▶ **Written task**: Your task is to copy the listing exactly. Drop any pictures from the copy.

Records contained in a dataset:
=-=-=-=-=

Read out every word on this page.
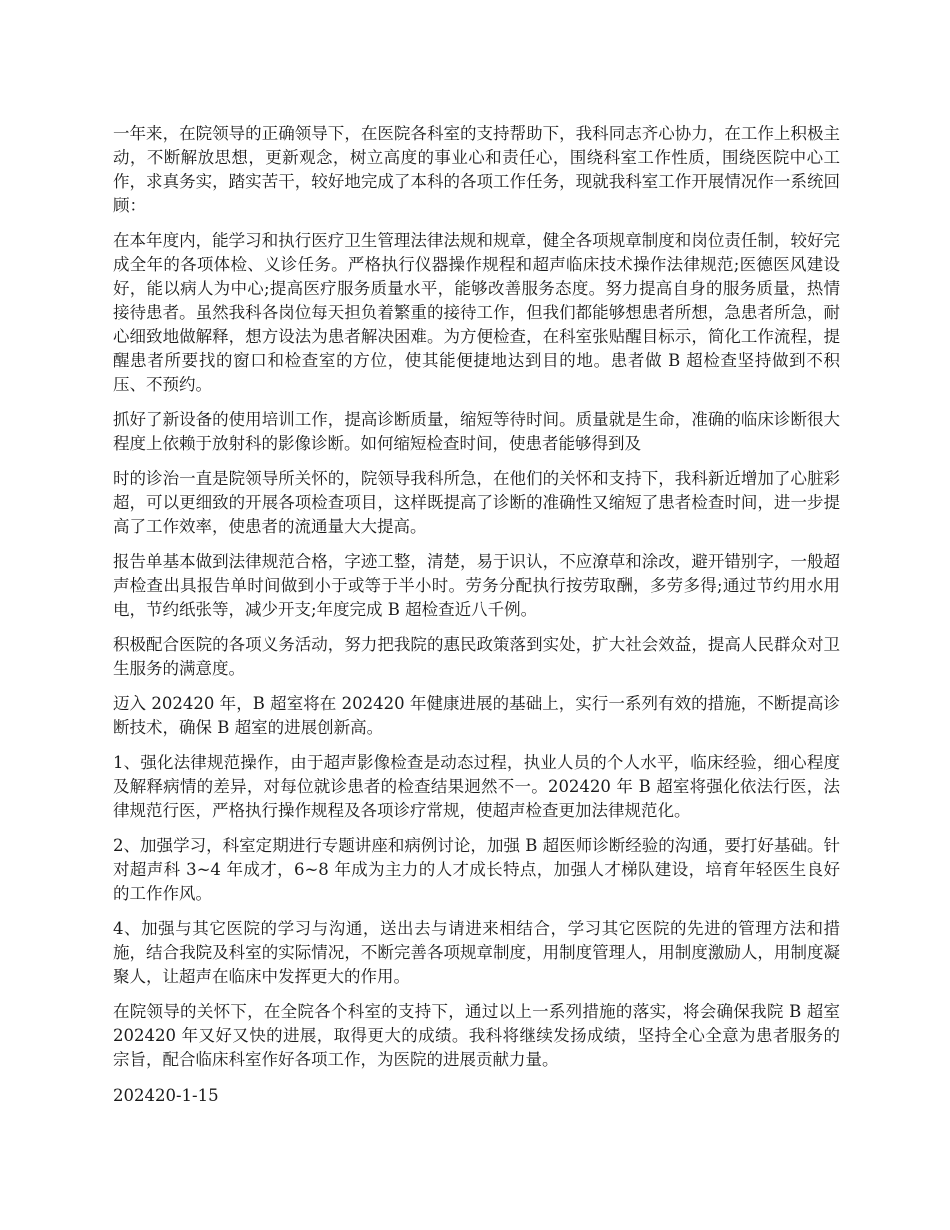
一年来，在院领导的正确领导下，在医院各科室的支持帮助下，我科同志齐心协力，在工作上积极主动，不断解放思想，更新观念，树立高度的事业心和责任心，围绕科室工作性质，围绕医院中心工作，求真务实，踏实苦干，较好地完成了本科的各项工作任务，现就我科室工作开展情况作一系统回顾：

在本年度内，能学习和执行医疗卫生管理法律法规和规章，健全各项规章制度和岗位责任制，较好完成全年的各项体检、义诊任务。严格执行仪器操作规程和超声临床技术操作法律规范;医德医风建设好，能以病人为中心;提高医疗服务质量水平，能够改善服务态度。努力提高自身的服务质量，热情接待患者。虽然我科各岗位每天担负着繁重的接待工作，但我们都能够想患者所想，急患者所急，耐心细致地做解释，想方设法为患者解决困难。为方便检查，在科室张贴醒目标示，简化工作流程，提醒患者所要找的窗口和检查室的方位，使其能便捷地达到目的地。患者做 B 超检查坚持做到不积压、不预约。

抓好了新设备的使用培训工作，提高诊断质量，缩短等待时间。质量就是生命，准确的临床诊断很大程度上依赖于放射科的影像诊断。如何缩短检查时间，使患者能够得到及

时的诊治一直是院领导所关怀的，院领导我科所急，在他们的关怀和支持下，我科新近增加了心脏彩超，可以更细致的开展各项检查项目，这样既提高了诊断的准确性又缩短了患者检查时间，进一步提高了工作效率，使患者的流通量大大提高。

报告单基本做到法律规范合格，字迹工整，清楚，易于识认，不应潦草和涂改，避开错别字，一般超声检查出具报告单时间做到小于或等于半小时。劳务分配执行按劳取酬，多劳多得;通过节约用水用电，节约纸张等，减少开支;年度完成 B 超检查近八千例。

积极配合医院的各项义务活动，努力把我院的惠民政策落到实处，扩大社会效益，提高人民群众对卫生服务的满意度。

迈入 202420 年，B 超室将在 202420 年健康进展的基础上，实行一系列有效的措施，不断提高诊断技术，确保 B 超室的进展创新高。

1、强化法律规范操作，由于超声影像检查是动态过程，执业人员的个人水平，临床经验，细心程度及解释病情的差异，对每位就诊患者的检查结果迥然不一。202420 年 B 超室将强化依法行医，法律规范行医，严格执行操作规程及各项诊疗常规，使超声检查更加法律规范化。

2、加强学习，科室定期进行专题讲座和病例讨论，加强 B 超医师诊断经验的沟通，要打好基础。针对超声科 3~4 年成才，6~8 年成为主力的人才成长特点，加强人才梯队建设，培育年轻医生良好的工作作风。

4、加强与其它医院的学习与沟通，送出去与请进来相结合，学习其它医院的先进的管理方法和措施，结合我院及科室的实际情况，不断完善各项规章制度，用制度管理人，用制度激励人，用制度凝聚人，让超声在临床中发挥更大的作用。

在院领导的关怀下，在全院各个科室的支持下，通过以上一系列措施的落实，将会确保我院 B 超室 202420 年又好又快的进展，取得更大的成绩。我科将继续发扬成绩，坚持全心全意为患者服务的宗旨，配合临床科室作好各项工作，为医院的进展贡献力量。

202420-1-15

=-=-=-=-=

▶ **Solution for this exercise**:
Read out every word on this page.
一年来，在院领导的正确领导下，在医院各科室的支持帮助下，我科同志齐心协力，在工作上积极主动，不断解放思想，更新观念，树立高度的事业心和责任心，围绕科室工作性质，围绕医院中心工作，求真务实，踏实苦干，较好地完成了本科的各项工作任务，现就我科室工作开展情况作一系统回顾：

在本年度内，能学习和执行医疗卫生管理法律法规和规章，健全各项规章制度和岗位责任制，较好完成全年的各项体检、义诊任务。严格执行仪器操作规程和超声临床技术操作法律规范;医德医风建设好，能以病人为中心;提高医疗服务质量水平，能够改善服务态度。努力提高自身的服务质量，热情接待患者。虽然我科各岗位每天担负着繁重的接待工作，但我们都能够想患者所想，急患者所急，耐心细致地做解释，想方设法为患者解决困难。为方便检查，在科室张贴醒目标示，简化工作流程，提醒患者所要找的窗口和检查室的方位，使其能便捷地达到目的地。患者做 B 超检查坚持做到不积压、不预约。

抓好了新设备的使用培训工作，提高诊断质量，缩短等待时间。质量就是生命，准确的临床诊断很大程度上依赖于放射科的影像诊断。如何缩短检查时间，使患者能够得到及

时的诊治一直是院领导所关怀的，院领导我科所急，在他们的关怀和支持下，我科新近增加了心脏彩超，可以更细致的开展各项检查项目，这样既提高了诊断的准确性又缩短了患者检查时间，进一步提高了工作效率，使患者的流通量大大提高。

报告单基本做到法律规范合格，字迹工整，清楚，易于识认，不应潦草和涂改，避开错别字，一般超声检查出具报告单时间做到小于或等于半小时。劳务分配执行按劳取酬，多劳多得;通过节约用水用电，节约纸张等，减少开支;年度完成 B 超检查近八千例。

积极配合医院的各项义务活动，努力把我院的惠民政策落到实处，扩大社会效益，提高人民群众对卫生服务的满意度。

迈入 202420 年，B 超室将在 202420 年健康进展的基础上，实行一系列有效的措施，不断提高诊断技术，确保 B 超室的进展创新高。

1、强化法律规范操作，由于超声影像检查是动态过程，执业人员的个人水平，临床经验，细心程度及解释病情的差异，对每位就诊患者的检查结果迥然不一。202420 年 B 超室将强化依法行医，法律规范行医，严格执行操作规程及各项诊疗常规，使超声检查更加法律规范化。

2、加强学习，科室定期进行专题讲座和病例讨论，加强 B 超医师诊断经验的沟通，要打好基础。针对超声科 3~4 年成才，6~8 年成为主力的人才成长特点，加强人才梯队建设，培育年轻医生良好的工作作风。

4、加强与其它医院的学习与沟通，送出去与请进来相结合，学习其它医院的先进的管理方法和措施，结合我院及科室的实际情况，不断完善各项规章制度，用制度管理人，用制度激励人，用制度凝聚人，让超声在临床中发挥更大的作用。

在院领导的关怀下，在全院各个科室的支持下，通过以上一系列措施的落实，将会确保我院 B 超室 202420 年又好又快的进展，取得更大的成绩。我科将继续发扬成绩，坚持全心全意为患者服务的宗旨，配合临床科室作好各项工作，为医院的进展贡献力量。

202420-1-15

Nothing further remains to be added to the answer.